____ Entries shown

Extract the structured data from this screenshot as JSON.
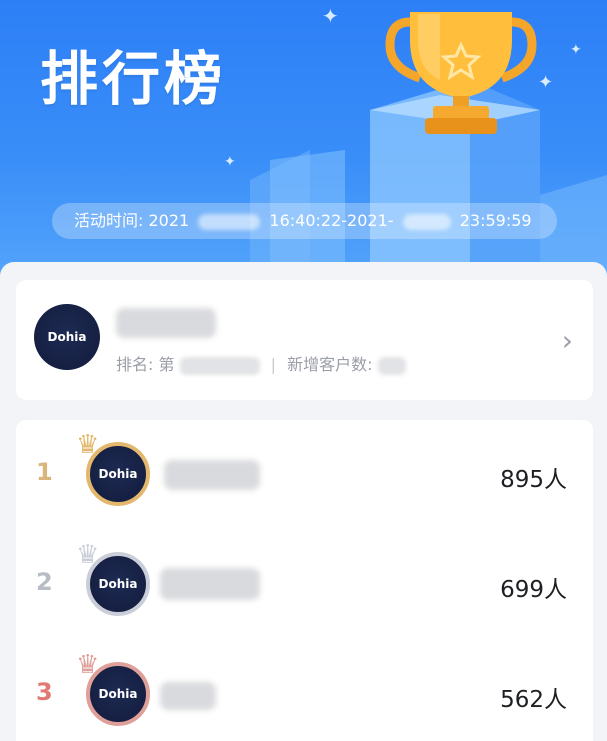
{
  "header": {
    "title": "排行榜",
    "activity_time_label": "活动时间:",
    "activity_start_year": "2021",
    "activity_time_middle": "16:40:22-2021-",
    "activity_end_time": "23:59:59"
  },
  "my_card": {
    "avatar_text": "Dohia",
    "rank_label": "排名: 第",
    "new_customers_label": "新增客户数:",
    "chevron": "›"
  },
  "leaderboard": {
    "rows": [
      {
        "rank": "1",
        "avatar_text": "Dohia",
        "count": "895人",
        "rank_color": "#d9b57c",
        "crown": "gold"
      },
      {
        "rank": "2",
        "avatar_text": "Dohia",
        "count": "699人",
        "rank_color": "#b8bcc4",
        "crown": "silver"
      },
      {
        "rank": "3",
        "avatar_text": "Dohia",
        "count": "562人",
        "rank_color": "#e07a72",
        "crown": "bronze"
      }
    ]
  },
  "colors": {
    "hero_blue": "#2d7ff6",
    "gold": "#e3b86d",
    "silver": "#c9ced8",
    "bronze": "#e0a09a"
  }
}
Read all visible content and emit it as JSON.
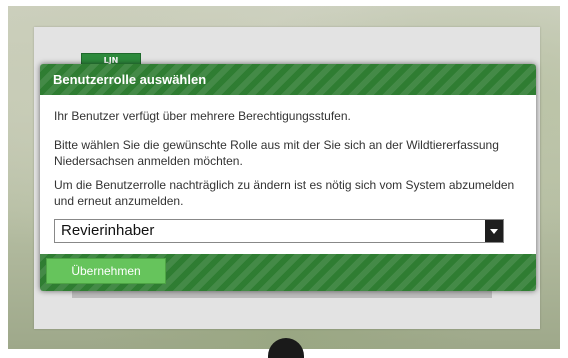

________

__Objective__
Take the entries shown above and quote them verbatim, passing over the pictures.

__Result below__
Extract the structured data from this screenshot as JSON.
{
  "header": {
    "title": "排行榜",
    "activity_time_label": "活动时间:",
    "activity_start_year": "2021",
    "activity_time_middle": "16:40:22-2021-",
    "activity_end_time": "23:59:59"
  },
  "my_card": {
    "avatar_text": "Dohia",
    "rank_label": "排名: 第",
    "new_customers_label": "新增客户数:",
    "chevron": "›"
  },
  "leaderboard": {
    "rows": [
      {
        "rank": "1",
        "avatar_text": "Dohia",
        "count": "895人",
        "rank_color": "#d9b57c",
        "crown": "gold"
      },
      {
        "rank": "2",
        "avatar_text": "Dohia",
        "count": "699人",
        "rank_color": "#b8bcc4",
        "crown": "silver"
      },
      {
        "rank": "3",
        "avatar_text": "Dohia",
        "count": "562人",
        "rank_color": "#e07a72",
        "crown": "bronze"
      }
    ]
  },
  "colors": {
    "hero_blue": "#2d7ff6",
    "gold": "#e3b86d",
    "silver": "#c9ced8",
    "bronze": "#e0a09a"
  }
}
Read all visible content and emit it as JSON.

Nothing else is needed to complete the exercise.